* _To be done_:
Pictures do not belong in the copy. Return all of the entries exactly.

Extracted data entries:
════════

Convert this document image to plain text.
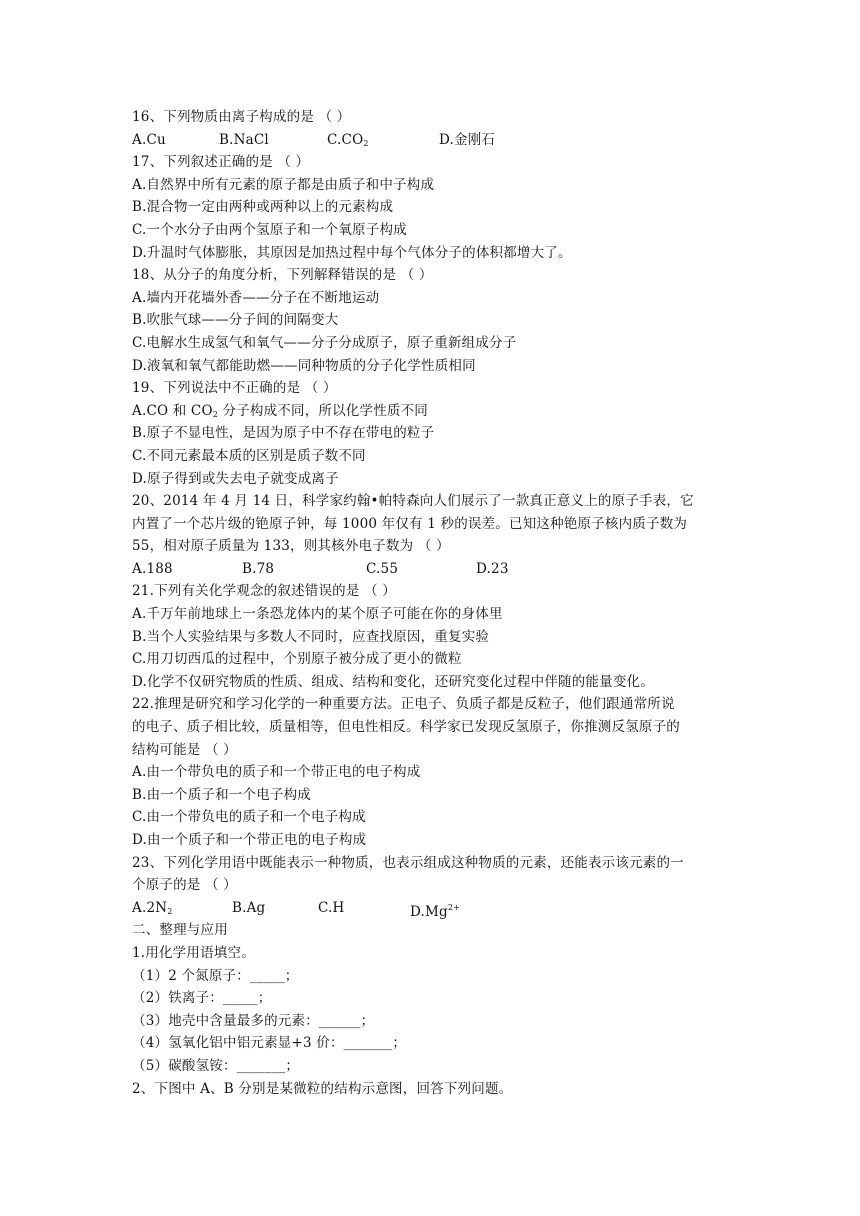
16、下列物质由离子构成的是 （ ）
A.Cu	B.NaCl	$C.CO_2$	D.金刚石
17、下列叙述正确的是 （ ）
A.自然界中所有元素的原子都是由质子和中子构成
B.混合物一定由两种或两种以上的元素构成
C.一个水分子由两个氢原子和一个氧原子构成
D.升温时气体膨胀，其原因是加热过程中每个气体分子的体积都增大了。
18、从分子的角度分析，下列解释错误的是 （ ）
A.墙内开花墙外香——分子在不断地运动
B.吹胀气球——分子间的间隔变大
C.电解水生成氢气和氧气——分子分成原子，原子重新组成分子
D.液氧和氧气都能助燃——同种物质的分子化学性质相同
19、下列说法中不正确的是 （ ）
A.CO 和 $CO_2$ 分子构成不同，所以化学性质不同
B.原子不显电性，是因为原子中不存在带电的粒子
C.不同元素最本质的区别是质子数不同
D.原子得到或失去电子就变成离子
20、2014 年 4 月 14 日，科学家约翰•帕特森向人们展示了一款真正意义上的原子手表，它
内置了一个芯片级的铯原子钟，每 1000 年仅有 1 秒的误差。已知这种铯原子核内质子数为
55，相对原子质量为 133，则其核外电子数为 （ ）
A.188	B.78	C.55	D.23
21.下列有关化学观念的叙述错误的是 （ ）
A.千万年前地球上一条恐龙体内的某个原子可能在你的身体里
B.当个人实验结果与多数人不同时，应查找原因，重复实验
C.用刀切西瓜的过程中，个别原子被分成了更小的微粒
D.化学不仅研究物质的性质、组成、结构和变化，还研究变化过程中伴随的能量变化。
22.推理是研究和学习化学的一种重要方法。正电子、负质子都是反粒子，他们跟通常所说
的电子、质子相比较，质量相等，但电性相反。科学家已发现反氢原子，你推测反氢原子的
结构可能是 （ ）
A.由一个带负电的质子和一个带正电的电子构成
B.由一个质子和一个电子构成
C.由一个带负电的质子和一个电子构成
D.由一个质子和一个带正电的电子构成
23、下列化学用语中既能表示一种物质，也表示组成这种物质的元素，还能表示该元素的一
个原子的是 （ ）
$A.2N_2$	B.Ag	C.H	$D.Mg^{2+}$
二、整理与应用
1.用化学用语填空。
（1）2 个氮原子：_____；
（2）铁离子：_____；
（3）地壳中含量最多的元素：______；
（4）氢氧化铝中铝元素显+3 价：_______；
（5）碳酸氢铵：_______；
2、下图中 A、B 分别是某微粒的结构示意图，回答下列问题。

════════

* _Output_:
Convert this document image to plain text.
16、下列物质由离子构成的是 （ ）
A.Cu	B.NaCl	$C.CO_2$	D.金刚石
17、下列叙述正确的是 （ ）
A.自然界中所有元素的原子都是由质子和中子构成
B.混合物一定由两种或两种以上的元素构成
C.一个水分子由两个氢原子和一个氧原子构成
D.升温时气体膨胀，其原因是加热过程中每个气体分子的体积都增大了。
18、从分子的角度分析，下列解释错误的是 （ ）
A.墙内开花墙外香——分子在不断地运动
B.吹胀气球——分子间的间隔变大
C.电解水生成氢气和氧气——分子分成原子，原子重新组成分子
D.液氧和氧气都能助燃——同种物质的分子化学性质相同
19、下列说法中不正确的是 （ ）
A.CO 和 $CO_2$ 分子构成不同，所以化学性质不同
B.原子不显电性，是因为原子中不存在带电的粒子
C.不同元素最本质的区别是质子数不同
D.原子得到或失去电子就变成离子
20、2014 年 4 月 14 日，科学家约翰•帕特森向人们展示了一款真正意义上的原子手表，它
内置了一个芯片级的铯原子钟，每 1000 年仅有 1 秒的误差。已知这种铯原子核内质子数为
55，相对原子质量为 133，则其核外电子数为 （ ）
A.188	B.78	C.55	D.23
21.下列有关化学观念的叙述错误的是 （ ）
A.千万年前地球上一条恐龙体内的某个原子可能在你的身体里
B.当个人实验结果与多数人不同时，应查找原因，重复实验
C.用刀切西瓜的过程中，个别原子被分成了更小的微粒
D.化学不仅研究物质的性质、组成、结构和变化，还研究变化过程中伴随的能量变化。
22.推理是研究和学习化学的一种重要方法。正电子、负质子都是反粒子，他们跟通常所说
的电子、质子相比较，质量相等，但电性相反。科学家已发现反氢原子，你推测反氢原子的
结构可能是 （ ）
A.由一个带负电的质子和一个带正电的电子构成
B.由一个质子和一个电子构成
C.由一个带负电的质子和一个电子构成
D.由一个质子和一个带正电的电子构成
23、下列化学用语中既能表示一种物质，也表示组成这种物质的元素，还能表示该元素的一
个原子的是 （ ）
$A.2N_2$	B.Ag	C.H	$D.Mg^{2+}$
二、整理与应用
1.用化学用语填空。
（1）2 个氮原子：_____；
（2）铁离子：_____；
（3）地壳中含量最多的元素：______；
（4）氢氧化铝中铝元素显+3 价：_______；
（5）碳酸氢铵：_______；
2、下图中 A、B 分别是某微粒的结构示意图，回答下列问题。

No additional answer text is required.